**AIM OF THE TASK**
Filter the listing and keep only the lines with the word "нужны".

**DATASET ENTRIES**
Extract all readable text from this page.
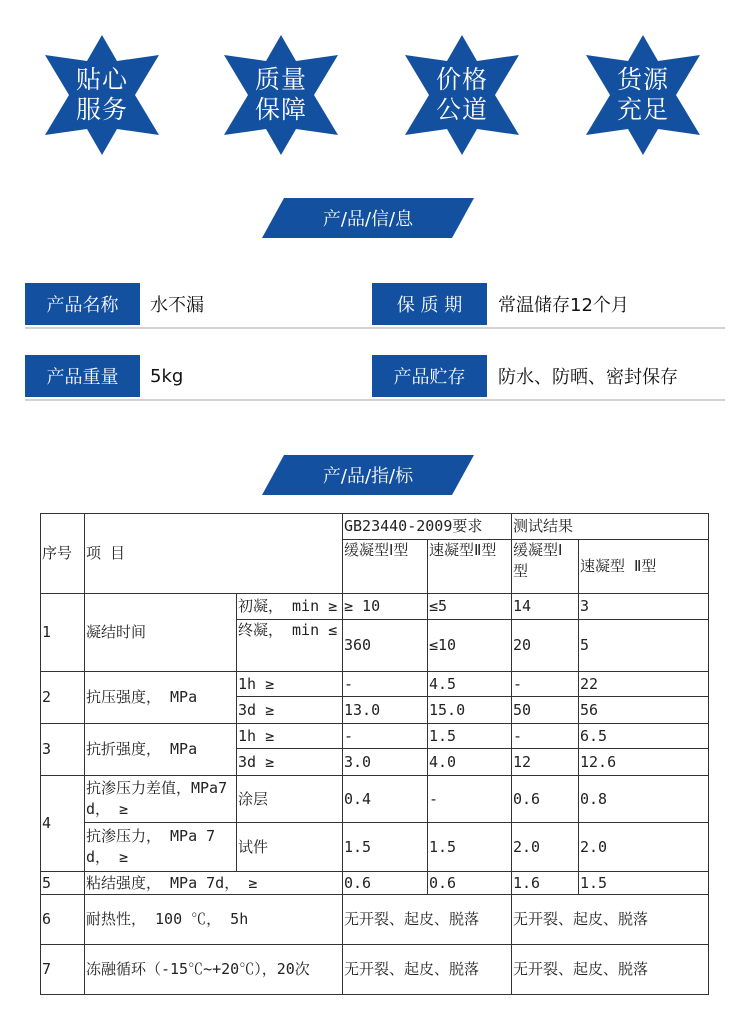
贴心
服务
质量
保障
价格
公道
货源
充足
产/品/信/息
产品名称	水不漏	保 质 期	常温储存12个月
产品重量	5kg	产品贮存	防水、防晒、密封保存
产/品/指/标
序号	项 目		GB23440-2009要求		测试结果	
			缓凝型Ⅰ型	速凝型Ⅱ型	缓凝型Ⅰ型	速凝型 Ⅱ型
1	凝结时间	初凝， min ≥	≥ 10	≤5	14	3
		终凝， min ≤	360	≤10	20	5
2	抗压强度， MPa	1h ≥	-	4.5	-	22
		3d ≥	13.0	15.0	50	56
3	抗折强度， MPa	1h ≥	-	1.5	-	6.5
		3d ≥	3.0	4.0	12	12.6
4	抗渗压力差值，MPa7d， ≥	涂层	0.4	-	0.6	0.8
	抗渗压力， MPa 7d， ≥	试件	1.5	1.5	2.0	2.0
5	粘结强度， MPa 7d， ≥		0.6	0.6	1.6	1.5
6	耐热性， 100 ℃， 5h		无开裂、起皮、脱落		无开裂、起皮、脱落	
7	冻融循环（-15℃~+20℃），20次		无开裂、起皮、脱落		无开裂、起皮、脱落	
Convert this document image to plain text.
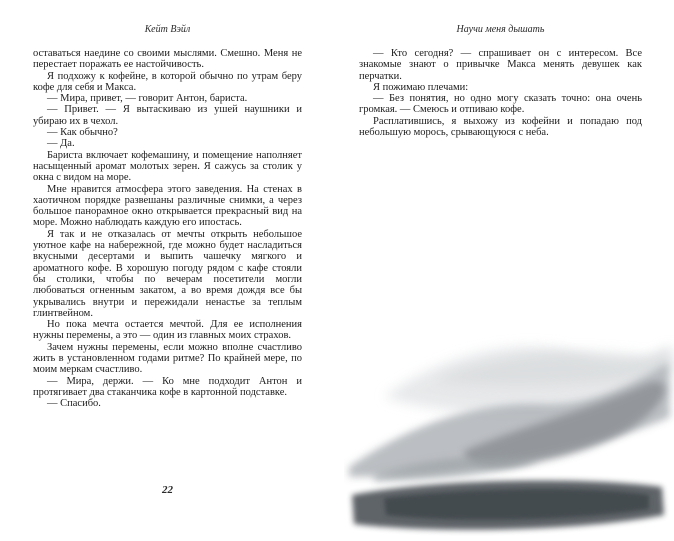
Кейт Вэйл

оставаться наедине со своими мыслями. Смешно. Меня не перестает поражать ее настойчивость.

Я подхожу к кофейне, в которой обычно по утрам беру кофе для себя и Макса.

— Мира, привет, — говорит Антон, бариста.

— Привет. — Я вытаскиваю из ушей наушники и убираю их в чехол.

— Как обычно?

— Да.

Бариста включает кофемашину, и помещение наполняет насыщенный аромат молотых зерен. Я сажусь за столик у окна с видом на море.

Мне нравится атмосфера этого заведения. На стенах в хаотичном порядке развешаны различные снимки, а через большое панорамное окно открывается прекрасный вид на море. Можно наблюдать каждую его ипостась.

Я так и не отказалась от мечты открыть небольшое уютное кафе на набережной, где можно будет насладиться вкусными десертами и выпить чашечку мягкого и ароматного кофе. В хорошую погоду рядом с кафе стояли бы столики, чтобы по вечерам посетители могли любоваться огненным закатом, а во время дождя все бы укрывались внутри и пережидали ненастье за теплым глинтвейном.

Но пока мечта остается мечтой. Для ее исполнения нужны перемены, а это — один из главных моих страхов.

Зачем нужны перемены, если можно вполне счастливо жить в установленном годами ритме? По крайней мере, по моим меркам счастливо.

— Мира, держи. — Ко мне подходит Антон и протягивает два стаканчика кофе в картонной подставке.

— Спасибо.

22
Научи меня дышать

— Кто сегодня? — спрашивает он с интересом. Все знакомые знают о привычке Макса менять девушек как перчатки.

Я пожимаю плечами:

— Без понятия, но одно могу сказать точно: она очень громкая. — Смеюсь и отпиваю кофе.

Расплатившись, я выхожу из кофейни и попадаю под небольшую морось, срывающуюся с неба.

**COMPLETED EXERCISE**
Но пока мечта остается мечтой. Для ее исполнения нужны перемены, а это — один из главных моих страхов.
Зачем нужны перемены, если можно вполне счастливо жить в установленном годами ритме? По крайней мере, по моим меркам счастливо.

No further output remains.